= RECORD LIST =

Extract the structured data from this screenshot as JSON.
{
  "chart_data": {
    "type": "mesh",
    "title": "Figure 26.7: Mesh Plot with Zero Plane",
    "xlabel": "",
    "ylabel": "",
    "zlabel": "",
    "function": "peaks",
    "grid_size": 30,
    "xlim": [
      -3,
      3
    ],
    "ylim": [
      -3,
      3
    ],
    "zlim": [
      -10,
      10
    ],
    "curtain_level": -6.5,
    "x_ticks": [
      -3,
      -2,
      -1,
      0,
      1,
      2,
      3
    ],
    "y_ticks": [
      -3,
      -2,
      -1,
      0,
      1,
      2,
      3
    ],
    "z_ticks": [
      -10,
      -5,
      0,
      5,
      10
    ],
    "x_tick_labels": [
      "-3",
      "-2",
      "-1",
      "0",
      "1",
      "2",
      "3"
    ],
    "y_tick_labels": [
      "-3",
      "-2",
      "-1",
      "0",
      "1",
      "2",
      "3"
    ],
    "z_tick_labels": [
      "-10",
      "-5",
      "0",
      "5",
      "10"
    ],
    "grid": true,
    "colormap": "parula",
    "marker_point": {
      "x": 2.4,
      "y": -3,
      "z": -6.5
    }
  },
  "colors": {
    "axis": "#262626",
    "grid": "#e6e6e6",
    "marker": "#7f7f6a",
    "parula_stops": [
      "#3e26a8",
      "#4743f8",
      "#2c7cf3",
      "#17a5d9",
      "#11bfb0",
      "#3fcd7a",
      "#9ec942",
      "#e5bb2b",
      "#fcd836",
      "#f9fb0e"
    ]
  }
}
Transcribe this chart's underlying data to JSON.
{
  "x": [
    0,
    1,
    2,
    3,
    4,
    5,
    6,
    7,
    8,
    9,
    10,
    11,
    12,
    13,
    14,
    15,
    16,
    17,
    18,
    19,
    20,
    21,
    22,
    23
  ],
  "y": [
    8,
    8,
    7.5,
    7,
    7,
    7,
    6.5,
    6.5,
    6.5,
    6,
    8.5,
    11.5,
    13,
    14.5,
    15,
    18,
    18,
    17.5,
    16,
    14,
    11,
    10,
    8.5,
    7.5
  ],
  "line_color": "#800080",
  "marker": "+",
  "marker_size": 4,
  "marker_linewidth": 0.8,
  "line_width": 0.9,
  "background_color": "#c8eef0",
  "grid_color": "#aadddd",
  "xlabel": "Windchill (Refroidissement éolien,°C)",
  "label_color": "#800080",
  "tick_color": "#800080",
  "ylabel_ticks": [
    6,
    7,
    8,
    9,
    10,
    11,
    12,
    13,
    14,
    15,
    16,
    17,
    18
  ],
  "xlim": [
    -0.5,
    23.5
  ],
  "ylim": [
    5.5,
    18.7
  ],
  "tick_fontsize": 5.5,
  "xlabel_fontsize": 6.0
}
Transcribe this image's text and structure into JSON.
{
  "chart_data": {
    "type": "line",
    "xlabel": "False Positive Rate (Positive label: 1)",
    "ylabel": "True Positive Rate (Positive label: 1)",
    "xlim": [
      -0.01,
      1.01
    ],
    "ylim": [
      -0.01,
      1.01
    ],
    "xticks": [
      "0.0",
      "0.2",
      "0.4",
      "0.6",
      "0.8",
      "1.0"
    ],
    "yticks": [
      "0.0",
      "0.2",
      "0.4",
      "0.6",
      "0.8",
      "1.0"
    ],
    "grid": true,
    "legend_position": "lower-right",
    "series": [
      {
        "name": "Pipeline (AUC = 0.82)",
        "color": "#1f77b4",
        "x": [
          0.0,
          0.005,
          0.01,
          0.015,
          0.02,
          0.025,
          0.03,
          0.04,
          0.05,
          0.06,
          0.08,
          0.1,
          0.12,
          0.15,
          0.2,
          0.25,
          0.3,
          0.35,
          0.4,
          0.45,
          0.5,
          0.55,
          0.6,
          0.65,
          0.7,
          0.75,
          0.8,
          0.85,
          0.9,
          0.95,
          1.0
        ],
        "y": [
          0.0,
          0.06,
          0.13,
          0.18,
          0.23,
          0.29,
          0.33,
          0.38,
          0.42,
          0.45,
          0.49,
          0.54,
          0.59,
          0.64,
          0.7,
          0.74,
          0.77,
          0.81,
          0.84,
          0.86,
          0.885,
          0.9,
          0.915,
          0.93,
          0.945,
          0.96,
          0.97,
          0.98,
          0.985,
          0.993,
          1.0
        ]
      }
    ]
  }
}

= WRITTEN EXERCISE =
Word for word, extract all the records.

= PROBLEM SOLUTION =
Extract the structured data from this screenshot as JSON.
{
  "chart_data": {
    "type": "mesh",
    "title": "Figure 26.7: Mesh Plot with Zero Plane",
    "xlabel": "",
    "ylabel": "",
    "zlabel": "",
    "function": "peaks",
    "grid_size": 30,
    "xlim": [
      -3,
      3
    ],
    "ylim": [
      -3,
      3
    ],
    "zlim": [
      -10,
      10
    ],
    "curtain_level": -6.5,
    "x_ticks": [
      -3,
      -2,
      -1,
      0,
      1,
      2,
      3
    ],
    "y_ticks": [
      -3,
      -2,
      -1,
      0,
      1,
      2,
      3
    ],
    "z_ticks": [
      -10,
      -5,
      0,
      5,
      10
    ],
    "x_tick_labels": [
      "-3",
      "-2",
      "-1",
      "0",
      "1",
      "2",
      "3"
    ],
    "y_tick_labels": [
      "-3",
      "-2",
      "-1",
      "0",
      "1",
      "2",
      "3"
    ],
    "z_tick_labels": [
      "-10",
      "-5",
      "0",
      "5",
      "10"
    ],
    "grid": true,
    "colormap": "parula",
    "marker_point": {
      "x": 2.4,
      "y": -3,
      "z": -6.5
    }
  },
  "colors": {
    "axis": "#262626",
    "grid": "#e6e6e6",
    "marker": "#7f7f6a",
    "parula_stops": [
      "#3e26a8",
      "#4743f8",
      "#2c7cf3",
      "#17a5d9",
      "#11bfb0",
      "#3fcd7a",
      "#9ec942",
      "#e5bb2b",
      "#fcd836",
      "#f9fb0e"
    ]
  }
}
Transcribe this chart's underlying data to JSON.
{
  "x": [
    0,
    1,
    2,
    3,
    4,
    5,
    6,
    7,
    8,
    9,
    10,
    11,
    12,
    13,
    14,
    15,
    16,
    17,
    18,
    19,
    20,
    21,
    22,
    23
  ],
  "y": [
    8,
    8,
    7.5,
    7,
    7,
    7,
    6.5,
    6.5,
    6.5,
    6,
    8.5,
    11.5,
    13,
    14.5,
    15,
    18,
    18,
    17.5,
    16,
    14,
    11,
    10,
    8.5,
    7.5
  ],
  "line_color": "#800080",
  "marker": "+",
  "marker_size": 4,
  "marker_linewidth": 0.8,
  "line_width": 0.9,
  "background_color": "#c8eef0",
  "grid_color": "#aadddd",
  "xlabel": "Windchill (Refroidissement éolien,°C)",
  "label_color": "#800080",
  "tick_color": "#800080",
  "ylabel_ticks": [
    6,
    7,
    8,
    9,
    10,
    11,
    12,
    13,
    14,
    15,
    16,
    17,
    18
  ],
  "xlim": [
    -0.5,
    23.5
  ],
  "ylim": [
    5.5,
    18.7
  ],
  "tick_fontsize": 5.5,
  "xlabel_fontsize": 6.0
}
Transcribe this image's text and structure into JSON.
{
  "chart_data": {
    "type": "line",
    "xlabel": "False Positive Rate (Positive label: 1)",
    "ylabel": "True Positive Rate (Positive label: 1)",
    "xlim": [
      -0.01,
      1.01
    ],
    "ylim": [
      -0.01,
      1.01
    ],
    "xticks": [
      "0.0",
      "0.2",
      "0.4",
      "0.6",
      "0.8",
      "1.0"
    ],
    "yticks": [
      "0.0",
      "0.2",
      "0.4",
      "0.6",
      "0.8",
      "1.0"
    ],
    "grid": true,
    "legend_position": "lower-right",
    "series": [
      {
        "name": "Pipeline (AUC = 0.82)",
        "color": "#1f77b4",
        "x": [
          0.0,
          0.005,
          0.01,
          0.015,
          0.02,
          0.025,
          0.03,
          0.04,
          0.05,
          0.06,
          0.08,
          0.1,
          0.12,
          0.15,
          0.2,
          0.25,
          0.3,
          0.35,
          0.4,
          0.45,
          0.5,
          0.55,
          0.6,
          0.65,
          0.7,
          0.75,
          0.8,
          0.85,
          0.9,
          0.95,
          1.0
        ],
        "y": [
          0.0,
          0.06,
          0.13,
          0.18,
          0.23,
          0.29,
          0.33,
          0.38,
          0.42,
          0.45,
          0.49,
          0.54,
          0.59,
          0.64,
          0.7,
          0.74,
          0.77,
          0.81,
          0.84,
          0.86,
          0.885,
          0.9,
          0.915,
          0.93,
          0.945,
          0.96,
          0.97,
          0.98,
          0.985,
          0.993,
          1.0
        ]
      }
    ]
  }
}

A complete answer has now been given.